__TASK INPUT__.
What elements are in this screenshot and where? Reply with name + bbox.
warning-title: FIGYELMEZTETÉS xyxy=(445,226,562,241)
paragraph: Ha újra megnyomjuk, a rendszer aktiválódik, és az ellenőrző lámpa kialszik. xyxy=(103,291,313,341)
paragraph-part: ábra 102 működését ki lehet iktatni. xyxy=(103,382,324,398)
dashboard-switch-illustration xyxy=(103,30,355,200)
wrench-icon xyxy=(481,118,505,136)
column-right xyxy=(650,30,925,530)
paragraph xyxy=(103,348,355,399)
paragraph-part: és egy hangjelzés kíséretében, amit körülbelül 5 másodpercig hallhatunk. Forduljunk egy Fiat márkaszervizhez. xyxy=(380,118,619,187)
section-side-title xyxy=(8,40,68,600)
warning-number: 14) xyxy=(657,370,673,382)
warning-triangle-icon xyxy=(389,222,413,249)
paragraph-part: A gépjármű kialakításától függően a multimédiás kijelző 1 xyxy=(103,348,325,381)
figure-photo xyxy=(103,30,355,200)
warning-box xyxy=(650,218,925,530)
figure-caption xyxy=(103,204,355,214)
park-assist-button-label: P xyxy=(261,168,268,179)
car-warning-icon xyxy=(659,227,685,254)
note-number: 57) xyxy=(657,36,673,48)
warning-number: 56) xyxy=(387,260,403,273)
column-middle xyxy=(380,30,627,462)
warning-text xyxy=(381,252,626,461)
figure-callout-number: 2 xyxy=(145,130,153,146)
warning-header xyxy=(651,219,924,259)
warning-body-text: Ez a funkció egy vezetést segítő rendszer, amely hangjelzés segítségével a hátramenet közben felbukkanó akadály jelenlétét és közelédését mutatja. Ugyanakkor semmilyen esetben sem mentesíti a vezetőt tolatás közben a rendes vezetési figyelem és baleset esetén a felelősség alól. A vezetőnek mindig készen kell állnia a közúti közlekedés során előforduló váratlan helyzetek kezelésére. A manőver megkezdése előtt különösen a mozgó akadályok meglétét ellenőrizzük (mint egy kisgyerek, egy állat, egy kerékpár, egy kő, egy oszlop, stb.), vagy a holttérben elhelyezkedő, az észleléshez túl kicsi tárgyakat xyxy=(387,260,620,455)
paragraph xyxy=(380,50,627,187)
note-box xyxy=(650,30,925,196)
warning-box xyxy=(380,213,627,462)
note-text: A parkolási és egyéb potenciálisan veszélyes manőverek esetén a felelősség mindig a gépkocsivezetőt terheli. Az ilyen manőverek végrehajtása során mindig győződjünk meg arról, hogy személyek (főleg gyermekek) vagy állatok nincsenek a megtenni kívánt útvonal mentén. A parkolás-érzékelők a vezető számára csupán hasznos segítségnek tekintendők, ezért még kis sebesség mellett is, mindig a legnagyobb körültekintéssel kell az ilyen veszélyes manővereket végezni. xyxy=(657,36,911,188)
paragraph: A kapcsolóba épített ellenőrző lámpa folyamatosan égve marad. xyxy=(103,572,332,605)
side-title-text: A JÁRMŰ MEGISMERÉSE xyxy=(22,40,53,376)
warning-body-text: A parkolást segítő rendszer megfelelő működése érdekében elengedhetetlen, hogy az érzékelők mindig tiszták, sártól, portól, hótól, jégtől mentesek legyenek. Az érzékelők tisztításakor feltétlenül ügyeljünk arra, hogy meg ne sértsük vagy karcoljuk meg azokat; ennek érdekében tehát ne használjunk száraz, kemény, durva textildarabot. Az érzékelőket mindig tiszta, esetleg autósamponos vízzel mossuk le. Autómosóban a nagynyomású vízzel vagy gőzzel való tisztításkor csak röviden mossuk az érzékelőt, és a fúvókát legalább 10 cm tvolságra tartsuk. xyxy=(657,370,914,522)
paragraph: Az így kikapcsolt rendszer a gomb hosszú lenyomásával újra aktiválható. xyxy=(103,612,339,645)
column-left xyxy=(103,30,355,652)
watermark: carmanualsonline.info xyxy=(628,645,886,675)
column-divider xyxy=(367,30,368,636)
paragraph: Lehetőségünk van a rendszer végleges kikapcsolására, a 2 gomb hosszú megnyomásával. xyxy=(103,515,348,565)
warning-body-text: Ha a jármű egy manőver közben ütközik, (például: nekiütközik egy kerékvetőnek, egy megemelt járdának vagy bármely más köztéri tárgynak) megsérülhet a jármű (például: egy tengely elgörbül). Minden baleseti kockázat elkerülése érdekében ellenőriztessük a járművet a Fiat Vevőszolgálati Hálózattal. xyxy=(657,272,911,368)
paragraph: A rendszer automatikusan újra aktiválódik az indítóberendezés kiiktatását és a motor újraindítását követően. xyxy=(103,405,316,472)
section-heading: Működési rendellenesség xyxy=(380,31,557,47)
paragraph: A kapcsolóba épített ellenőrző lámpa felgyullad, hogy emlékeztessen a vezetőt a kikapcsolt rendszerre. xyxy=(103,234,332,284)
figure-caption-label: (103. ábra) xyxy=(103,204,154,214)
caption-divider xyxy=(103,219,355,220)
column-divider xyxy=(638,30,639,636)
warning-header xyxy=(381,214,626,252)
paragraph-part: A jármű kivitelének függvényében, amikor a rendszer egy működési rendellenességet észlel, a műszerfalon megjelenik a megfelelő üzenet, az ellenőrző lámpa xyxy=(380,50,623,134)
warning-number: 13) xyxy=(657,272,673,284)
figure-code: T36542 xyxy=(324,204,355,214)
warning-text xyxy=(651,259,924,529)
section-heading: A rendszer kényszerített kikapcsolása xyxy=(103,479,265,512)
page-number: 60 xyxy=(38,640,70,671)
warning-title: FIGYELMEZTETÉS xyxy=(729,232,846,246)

__TASK DETAILS__. Copy the records word for word, from the first line through the line that contains "dashboard-switch-illustration xyxy=(103,30,355,200)", including both of those lines.

__THE REPLY__.
What elements are in this screenshot and where? Reply with name + bbox.
warning-title: FIGYELMEZTETÉS xyxy=(445,226,562,241)
paragraph: Ha újra megnyomjuk, a rendszer aktiválódik, és az ellenőrző lámpa kialszik. xyxy=(103,291,313,341)
paragraph-part: ábra 102 működését ki lehet iktatni. xyxy=(103,382,324,398)
dashboard-switch-illustration xyxy=(103,30,355,200)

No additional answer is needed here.